Given instruction
Copy out the listing below, replacing every "Administrator" with "Owner" and leaving everything else unchanged.

Supplied material
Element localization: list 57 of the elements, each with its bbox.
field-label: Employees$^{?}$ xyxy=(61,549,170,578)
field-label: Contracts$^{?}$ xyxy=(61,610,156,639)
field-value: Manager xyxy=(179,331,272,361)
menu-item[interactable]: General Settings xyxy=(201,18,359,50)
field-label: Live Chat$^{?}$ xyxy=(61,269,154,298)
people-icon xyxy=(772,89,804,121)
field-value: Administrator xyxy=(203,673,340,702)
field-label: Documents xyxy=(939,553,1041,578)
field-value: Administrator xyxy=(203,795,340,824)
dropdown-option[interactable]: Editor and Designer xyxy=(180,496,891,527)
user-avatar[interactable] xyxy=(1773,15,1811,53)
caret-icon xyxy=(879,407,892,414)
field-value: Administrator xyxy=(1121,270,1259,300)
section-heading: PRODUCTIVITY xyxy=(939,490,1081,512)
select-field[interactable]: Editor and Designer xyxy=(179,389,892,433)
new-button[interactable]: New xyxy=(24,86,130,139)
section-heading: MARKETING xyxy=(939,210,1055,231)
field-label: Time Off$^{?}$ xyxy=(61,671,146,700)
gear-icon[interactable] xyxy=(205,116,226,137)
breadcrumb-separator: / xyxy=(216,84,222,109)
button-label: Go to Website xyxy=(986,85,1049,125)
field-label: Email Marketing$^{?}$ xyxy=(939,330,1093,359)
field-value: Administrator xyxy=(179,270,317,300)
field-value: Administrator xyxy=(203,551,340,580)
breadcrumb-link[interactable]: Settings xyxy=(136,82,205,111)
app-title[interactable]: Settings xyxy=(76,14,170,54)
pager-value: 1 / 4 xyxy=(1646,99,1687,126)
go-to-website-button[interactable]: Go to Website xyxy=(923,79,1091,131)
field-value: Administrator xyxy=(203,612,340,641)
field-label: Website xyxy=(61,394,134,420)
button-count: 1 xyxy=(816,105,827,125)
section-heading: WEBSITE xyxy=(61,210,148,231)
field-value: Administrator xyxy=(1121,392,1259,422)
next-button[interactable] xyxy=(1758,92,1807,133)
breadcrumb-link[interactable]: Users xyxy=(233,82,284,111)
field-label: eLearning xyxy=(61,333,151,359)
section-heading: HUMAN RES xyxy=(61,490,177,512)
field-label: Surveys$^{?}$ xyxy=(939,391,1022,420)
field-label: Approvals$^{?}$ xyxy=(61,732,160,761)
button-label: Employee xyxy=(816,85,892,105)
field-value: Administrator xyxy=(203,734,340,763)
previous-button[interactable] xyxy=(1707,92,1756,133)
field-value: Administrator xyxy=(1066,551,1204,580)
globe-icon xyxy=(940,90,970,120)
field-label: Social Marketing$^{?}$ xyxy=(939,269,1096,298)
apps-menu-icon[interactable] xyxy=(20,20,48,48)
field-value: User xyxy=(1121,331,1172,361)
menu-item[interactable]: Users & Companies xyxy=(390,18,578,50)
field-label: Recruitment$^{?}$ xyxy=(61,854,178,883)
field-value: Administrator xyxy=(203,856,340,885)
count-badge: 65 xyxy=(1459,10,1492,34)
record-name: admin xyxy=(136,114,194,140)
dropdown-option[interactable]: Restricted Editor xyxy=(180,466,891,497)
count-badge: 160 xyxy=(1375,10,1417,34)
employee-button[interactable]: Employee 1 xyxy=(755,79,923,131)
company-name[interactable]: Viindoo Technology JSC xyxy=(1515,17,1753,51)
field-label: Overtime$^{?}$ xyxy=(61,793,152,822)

Output for this exercise
Element localization: list 57 of the elements, each with its bbox.
field-label: Employees$^{?}$ xyxy=(61,549,170,578)
field-label: Contracts$^{?}$ xyxy=(61,610,156,639)
field-value: Manager xyxy=(179,331,272,361)
menu-item[interactable]: General Settings xyxy=(201,18,359,50)
field-label: Live Chat$^{?}$ xyxy=(61,269,154,298)
people-icon xyxy=(772,89,804,121)
field-value: Owner xyxy=(203,673,340,702)
field-label: Documents xyxy=(939,553,1041,578)
field-value: Owner xyxy=(203,795,340,824)
dropdown-option[interactable]: Editor and Designer xyxy=(180,496,891,527)
user-avatar[interactable] xyxy=(1773,15,1811,53)
caret-icon xyxy=(879,407,892,414)
field-value: Owner xyxy=(1121,270,1259,300)
section-heading: PRODUCTIVITY xyxy=(939,490,1081,512)
select-field[interactable]: Editor and Designer xyxy=(179,389,892,433)
new-button[interactable]: New xyxy=(24,86,130,139)
section-heading: MARKETING xyxy=(939,210,1055,231)
field-label: Time Off$^{?}$ xyxy=(61,671,146,700)
gear-icon[interactable] xyxy=(205,116,226,137)
breadcrumb-separator: / xyxy=(216,84,222,109)
button-label: Go to Website xyxy=(986,85,1049,125)
field-label: Email Marketing$^{?}$ xyxy=(939,330,1093,359)
field-value: Owner xyxy=(179,270,317,300)
field-value: Owner xyxy=(203,551,340,580)
breadcrumb-link[interactable]: Settings xyxy=(136,82,205,111)
app-title[interactable]: Settings xyxy=(76,14,170,54)
pager-value: 1 / 4 xyxy=(1646,99,1687,126)
go-to-website-button[interactable]: Go to Website xyxy=(923,79,1091,131)
field-value: Owner xyxy=(203,612,340,641)
field-label: Website xyxy=(61,394,134,420)
button-count: 1 xyxy=(816,105,827,125)
section-heading: WEBSITE xyxy=(61,210,148,231)
field-value: Owner xyxy=(1121,392,1259,422)
next-button[interactable] xyxy=(1758,92,1807,133)
breadcrumb-link[interactable]: Users xyxy=(233,82,284,111)
field-label: eLearning xyxy=(61,333,151,359)
section-heading: HUMAN RES xyxy=(61,490,177,512)
field-label: Surveys$^{?}$ xyxy=(939,391,1022,420)
field-label: Approvals$^{?}$ xyxy=(61,732,160,761)
button-label: Employee xyxy=(816,85,892,105)
field-value: Owner xyxy=(203,734,340,763)
previous-button[interactable] xyxy=(1707,92,1756,133)
field-value: Owner xyxy=(1066,551,1204,580)
globe-icon xyxy=(940,90,970,120)
field-label: Social Marketing$^{?}$ xyxy=(939,269,1096,298)
apps-menu-icon[interactable] xyxy=(20,20,48,48)
field-value: User xyxy=(1121,331,1172,361)
menu-item[interactable]: Users & Companies xyxy=(390,18,578,50)
field-label: Recruitment$^{?}$ xyxy=(61,854,178,883)
field-value: Owner xyxy=(203,856,340,885)
count-badge: 65 xyxy=(1459,10,1492,34)
record-name: admin xyxy=(136,114,194,140)
dropdown-option[interactable]: Restricted Editor xyxy=(180,466,891,497)
count-badge: 160 xyxy=(1375,10,1417,34)
employee-button[interactable]: Employee 1 xyxy=(755,79,923,131)
company-name[interactable]: Viindoo Technology JSC xyxy=(1515,17,1753,51)
field-label: Overtime$^{?}$ xyxy=(61,793,152,822)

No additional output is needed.